- _TEXT SHOWN_
╔══

Re: fix pppx(4) with net/ifq.c rev 1.38

Vitaliy Makkoveev
On Fri, May 22, 2020 at 07:57:13AM +1000, David Gwynne wrote:

> On Wed, May 20, 2020 at 05:42:35PM +0300, Vitaliy Makkoveev wrote:
> > I got splassert with pppx(4) and net/ifq.c rev 1.38 raised by
> > NET_ASSERT_LOCKED() in netinet/ip_output.c:113 and underlaying routines.
> >
> > net/ifq.c rev 1.38 is not in snapshot yet so you need to checkout and
> > build kernel to reproduce.
> >
> > ---- dmesg begin ----
> >
> > splassert: ip_output: want 2 have 0
> > Starting stack trace...

╚══

- _WHAT IS REQUIRED_
Please output everything in the pppx(4) message from "Re: fix pppx(4)" down to "kernel to reproduce.", word for word. The material that comes next is separate from the pppx(4) message.

- _DATASET CONTENT_
╔══

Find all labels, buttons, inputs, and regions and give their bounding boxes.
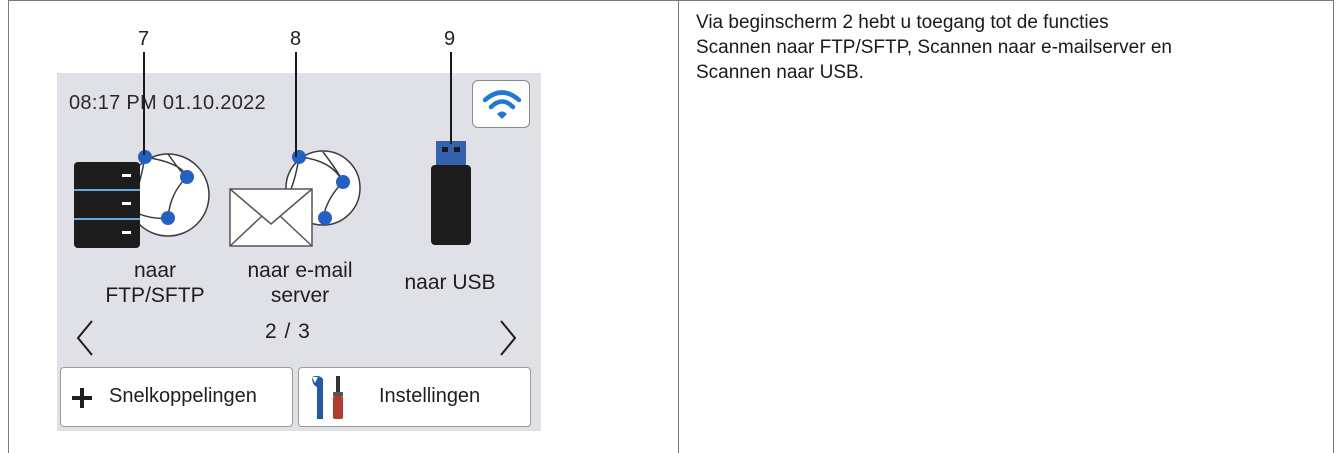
email-label-line2: server xyxy=(270,284,330,307)
table-column-divider xyxy=(678,0,679,453)
wifi-icon xyxy=(482,90,522,119)
callout-number-7: 7 xyxy=(138,28,150,50)
email-label-line1: naar e-mail xyxy=(247,259,353,282)
usb-drive-icon[interactable] xyxy=(428,138,476,248)
table-top-border xyxy=(8,0,1334,1)
callout-number-9: 9 xyxy=(444,28,456,50)
wifi-button[interactable] xyxy=(472,80,530,128)
plus-icon xyxy=(72,388,92,408)
email-server-globe-icon[interactable] xyxy=(227,138,367,250)
settings-label: Instellingen xyxy=(379,385,481,407)
ftp-server-globe-icon[interactable] xyxy=(70,138,210,250)
description-line-3: Scannen naar USB. xyxy=(696,62,864,83)
next-page-arrow-icon[interactable] xyxy=(497,318,519,358)
ftp-label-line2: FTP/SFTP xyxy=(105,284,205,307)
callout-line-7 xyxy=(143,52,145,155)
description-text: Via beginscherm 2 hebt u toegang tot de … xyxy=(696,10,1316,85)
description-line-2: Scannen naar FTP/SFTP, Scannen naar e-ma… xyxy=(696,37,1172,58)
ftp-label[interactable]: naar FTP/SFTP xyxy=(95,258,215,308)
usb-label-line1: naar USB xyxy=(404,271,496,294)
page-indicator: 2 / 3 xyxy=(265,320,311,343)
ftp-label-line1: naar xyxy=(133,259,177,282)
usb-label[interactable]: naar USB xyxy=(390,270,510,295)
datetime-display: 08:17 PM 01.10.2022 xyxy=(69,92,266,114)
email-label[interactable]: naar e-mail server xyxy=(230,258,370,308)
shortcuts-button[interactable]: Snelkoppelingen xyxy=(60,367,293,427)
table-right-border xyxy=(1333,0,1334,453)
previous-page-arrow-icon[interactable] xyxy=(74,318,96,358)
wrench-screwdriver-icon xyxy=(312,375,343,419)
settings-button[interactable]: Instellingen xyxy=(298,367,531,427)
description-line-1: Via beginscherm 2 hebt u toegang tot de … xyxy=(696,12,1109,33)
callout-line-8 xyxy=(295,52,297,157)
table-left-border xyxy=(8,0,9,453)
shortcuts-label: Snelkoppelingen xyxy=(109,385,257,407)
callout-line-9 xyxy=(450,52,452,144)
callout-number-8: 8 xyxy=(290,28,302,50)
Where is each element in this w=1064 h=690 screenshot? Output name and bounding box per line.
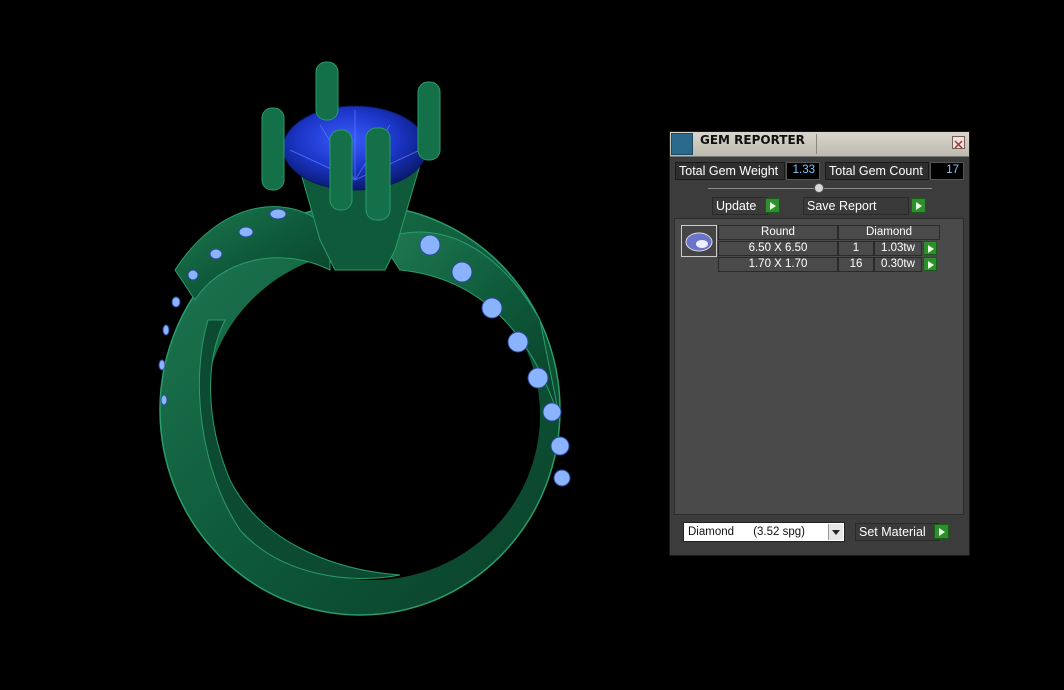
gem-reporter-app-icon	[671, 133, 693, 155]
total-gem-count-value: 17	[930, 162, 964, 180]
update-go-arrow-icon[interactable]	[765, 198, 780, 213]
set-material-button[interactable]: Set Material	[855, 523, 939, 541]
update-button[interactable]: Update	[712, 197, 768, 215]
gem-size-cell: 6.50 X 6.50	[718, 241, 838, 256]
title-separator	[816, 134, 817, 154]
save-report-button[interactable]: Save Report	[803, 197, 909, 215]
close-icon[interactable]	[952, 136, 965, 149]
gem-count-cell: 16	[838, 257, 874, 272]
material-select-value: Diamond (3.52 spg)	[688, 526, 805, 538]
prong	[417, 81, 441, 161]
gem-material-header: Diamond	[838, 225, 940, 240]
prong	[329, 129, 353, 211]
panel-titlebar[interactable]: GEM REPORTER	[670, 132, 969, 157]
row-go-arrow-icon[interactable]	[923, 241, 937, 255]
total-gem-weight-value: 1.33	[786, 162, 820, 180]
slider-knob[interactable]	[814, 183, 824, 193]
gem-size-cell: 1.70 X 1.70	[718, 257, 838, 272]
gem-weight-cell: 1.03tw	[874, 241, 922, 256]
gem-list[interactable]: Round Diamond 6.50 X 6.50 1 1.03tw 1.70 …	[674, 218, 964, 515]
material-select[interactable]: Diamond (3.52 spg)	[683, 522, 845, 542]
set-material-go-arrow-icon[interactable]	[934, 524, 949, 539]
prong	[365, 127, 391, 221]
total-gem-weight-label: Total Gem Weight	[675, 162, 785, 180]
gem-shape-header: Round	[718, 225, 838, 240]
gem-thumbnail-icon[interactable]	[681, 225, 717, 257]
gem-reporter-panel: GEM REPORTER Total Gem Weight 1.33 Total…	[669, 131, 970, 556]
panel-title: GEM REPORTER	[700, 133, 805, 147]
prong	[261, 107, 285, 191]
total-gem-count-label: Total Gem Count	[825, 162, 929, 180]
ring-model[interactable]	[158, 61, 571, 616]
row-go-arrow-icon[interactable]	[923, 257, 937, 271]
save-report-go-arrow-icon[interactable]	[911, 198, 926, 213]
dropdown-arrow-icon[interactable]	[828, 524, 843, 540]
gem-weight-cell: 0.30tw	[874, 257, 922, 272]
prong	[315, 61, 339, 121]
gem-count-cell: 1	[838, 241, 874, 256]
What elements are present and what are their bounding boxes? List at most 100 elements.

╚══

- _WRITTEN RESPONSE_
Re: fix pppx(4) with net/ifq.c rev 1.38

Vitaliy Makkoveev
On Fri, May 22, 2020 at 07:57:13AM +1000, David Gwynne wrote:

> On Wed, May 20, 2020 at 05:42:35PM +0300, Vitaliy Makkoveev wrote:
> > I got splassert with pppx(4) and net/ifq.c rev 1.38 raised by
> > NET_ASSERT_LOCKED() in netinet/ip_output.c:113 and underlaying routines.
> >
> > net/ifq.c rev 1.38 is not in snapshot yet so you need to checkout and
> > build kernel to reproduce.